_PROBLEM TO SOLVE_
Copy out every line containing the word "kadrovska".
## Start RECORD EXCERPTS
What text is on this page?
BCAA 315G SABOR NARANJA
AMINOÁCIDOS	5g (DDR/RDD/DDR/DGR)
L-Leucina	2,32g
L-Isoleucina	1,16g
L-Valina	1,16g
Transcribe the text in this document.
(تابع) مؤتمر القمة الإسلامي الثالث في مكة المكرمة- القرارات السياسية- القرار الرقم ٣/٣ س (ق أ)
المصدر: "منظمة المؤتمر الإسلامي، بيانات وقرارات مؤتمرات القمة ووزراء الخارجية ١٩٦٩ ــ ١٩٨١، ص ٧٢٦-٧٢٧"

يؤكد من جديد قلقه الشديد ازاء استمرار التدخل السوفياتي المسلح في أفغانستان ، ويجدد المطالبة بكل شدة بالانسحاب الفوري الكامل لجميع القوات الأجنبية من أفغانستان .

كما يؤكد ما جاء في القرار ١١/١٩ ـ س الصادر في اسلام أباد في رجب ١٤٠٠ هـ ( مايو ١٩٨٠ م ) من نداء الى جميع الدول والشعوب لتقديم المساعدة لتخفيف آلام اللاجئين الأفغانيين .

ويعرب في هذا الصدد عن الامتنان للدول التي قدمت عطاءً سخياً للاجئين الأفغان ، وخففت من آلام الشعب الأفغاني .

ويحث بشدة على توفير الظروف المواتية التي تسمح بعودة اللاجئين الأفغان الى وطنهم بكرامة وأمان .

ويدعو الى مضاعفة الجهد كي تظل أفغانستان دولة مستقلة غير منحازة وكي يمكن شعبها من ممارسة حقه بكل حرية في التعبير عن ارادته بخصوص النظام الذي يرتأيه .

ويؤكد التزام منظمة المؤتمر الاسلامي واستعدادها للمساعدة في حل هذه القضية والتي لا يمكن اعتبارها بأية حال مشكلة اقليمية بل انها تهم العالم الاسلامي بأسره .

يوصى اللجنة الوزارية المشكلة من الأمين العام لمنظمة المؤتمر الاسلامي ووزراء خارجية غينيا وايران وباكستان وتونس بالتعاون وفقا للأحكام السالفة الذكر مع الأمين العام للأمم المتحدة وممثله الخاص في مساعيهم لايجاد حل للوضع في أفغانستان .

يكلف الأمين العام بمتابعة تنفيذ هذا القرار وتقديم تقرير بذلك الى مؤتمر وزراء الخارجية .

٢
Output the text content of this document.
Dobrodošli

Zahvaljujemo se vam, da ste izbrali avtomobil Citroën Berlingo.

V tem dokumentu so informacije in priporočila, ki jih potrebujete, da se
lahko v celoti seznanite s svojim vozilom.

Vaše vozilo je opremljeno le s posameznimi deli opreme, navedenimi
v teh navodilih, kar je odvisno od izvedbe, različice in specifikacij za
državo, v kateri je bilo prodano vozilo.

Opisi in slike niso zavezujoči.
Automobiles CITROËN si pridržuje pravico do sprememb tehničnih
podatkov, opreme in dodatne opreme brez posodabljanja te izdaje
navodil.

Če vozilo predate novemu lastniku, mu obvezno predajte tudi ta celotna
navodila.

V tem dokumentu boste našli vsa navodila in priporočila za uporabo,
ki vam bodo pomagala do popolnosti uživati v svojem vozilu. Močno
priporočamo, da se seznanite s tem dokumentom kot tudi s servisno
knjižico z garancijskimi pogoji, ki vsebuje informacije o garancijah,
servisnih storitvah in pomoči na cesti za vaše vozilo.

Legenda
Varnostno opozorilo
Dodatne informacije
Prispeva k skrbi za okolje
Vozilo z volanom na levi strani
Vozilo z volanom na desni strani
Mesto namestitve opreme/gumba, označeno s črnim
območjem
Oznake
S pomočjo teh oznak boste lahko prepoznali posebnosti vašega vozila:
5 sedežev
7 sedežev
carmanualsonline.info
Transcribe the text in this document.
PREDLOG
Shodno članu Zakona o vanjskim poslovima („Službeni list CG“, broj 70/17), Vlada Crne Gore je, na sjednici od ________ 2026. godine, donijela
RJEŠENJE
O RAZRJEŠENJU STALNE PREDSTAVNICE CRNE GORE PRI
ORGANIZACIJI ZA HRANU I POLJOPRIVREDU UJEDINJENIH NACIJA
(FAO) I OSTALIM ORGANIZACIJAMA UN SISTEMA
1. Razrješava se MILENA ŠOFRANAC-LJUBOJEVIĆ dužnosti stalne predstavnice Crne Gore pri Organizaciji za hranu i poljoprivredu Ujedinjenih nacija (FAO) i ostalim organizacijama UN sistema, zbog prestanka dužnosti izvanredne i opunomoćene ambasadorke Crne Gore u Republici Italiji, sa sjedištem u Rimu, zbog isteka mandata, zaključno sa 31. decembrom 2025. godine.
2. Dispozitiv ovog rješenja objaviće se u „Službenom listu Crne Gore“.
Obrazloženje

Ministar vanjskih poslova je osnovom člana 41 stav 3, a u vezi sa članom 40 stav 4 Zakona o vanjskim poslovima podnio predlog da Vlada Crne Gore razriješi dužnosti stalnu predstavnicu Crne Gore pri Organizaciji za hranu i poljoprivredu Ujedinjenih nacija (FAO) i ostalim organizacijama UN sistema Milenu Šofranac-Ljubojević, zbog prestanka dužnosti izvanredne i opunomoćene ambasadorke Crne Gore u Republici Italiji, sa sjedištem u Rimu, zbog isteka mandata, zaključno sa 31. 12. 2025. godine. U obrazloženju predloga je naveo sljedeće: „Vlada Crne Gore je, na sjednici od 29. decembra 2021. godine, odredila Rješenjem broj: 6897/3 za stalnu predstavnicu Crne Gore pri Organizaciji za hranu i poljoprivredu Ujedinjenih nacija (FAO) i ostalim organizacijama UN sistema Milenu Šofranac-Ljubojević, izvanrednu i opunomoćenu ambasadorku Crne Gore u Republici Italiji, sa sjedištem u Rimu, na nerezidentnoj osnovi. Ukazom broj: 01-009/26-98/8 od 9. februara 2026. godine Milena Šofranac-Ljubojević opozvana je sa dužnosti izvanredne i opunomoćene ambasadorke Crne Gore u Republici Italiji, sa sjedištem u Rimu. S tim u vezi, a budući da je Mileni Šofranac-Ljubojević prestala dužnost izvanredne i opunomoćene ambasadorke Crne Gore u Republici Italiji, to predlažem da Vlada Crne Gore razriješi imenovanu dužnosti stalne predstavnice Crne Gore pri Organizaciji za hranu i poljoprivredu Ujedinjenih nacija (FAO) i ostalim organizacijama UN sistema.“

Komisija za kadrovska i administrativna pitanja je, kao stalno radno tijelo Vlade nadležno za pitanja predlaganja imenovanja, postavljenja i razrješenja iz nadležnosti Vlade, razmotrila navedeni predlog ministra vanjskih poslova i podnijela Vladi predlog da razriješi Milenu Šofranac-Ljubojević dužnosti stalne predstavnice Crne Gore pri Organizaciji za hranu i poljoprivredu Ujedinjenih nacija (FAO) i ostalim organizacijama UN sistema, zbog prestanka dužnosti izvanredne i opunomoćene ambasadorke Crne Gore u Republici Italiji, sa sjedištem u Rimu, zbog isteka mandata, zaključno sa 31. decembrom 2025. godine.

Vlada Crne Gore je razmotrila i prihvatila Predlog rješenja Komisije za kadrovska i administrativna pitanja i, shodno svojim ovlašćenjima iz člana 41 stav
## End RECORD EXCERPTS
_ANSWER IN FULL_
Komisija za kadrovska i administrativna pitanja je, kao stalno radno tijelo Vlade nadležno za pitanja predlaganja imenovanja, postavljenja i razrješenja iz nadležnosti Vlade, razmotrila navedeni predlog ministra vanjskih poslova i podnijela Vladi predlog da razriješi Milenu Šofranac-Ljubojević dužnosti stalne predstavnice Crne Gore pri Organizaciji za hranu i poljoprivredu Ujedinjenih nacija (FAO) i ostalim organizacijama UN sistema, zbog prestanka dužnosti izvanredne i opunomoćene ambasadorke Crne Gore u Republici Italiji, sa sjedištem u Rimu, zbog isteka mandata, zaključno sa 31. decembrom 2025. godine.
Vlada Crne Gore je razmotrila i prihvatila Predlog rješenja Komisije za kadrovska i administrativna pitanja i, shodno svojim ovlašćenjima iz člana 41 stav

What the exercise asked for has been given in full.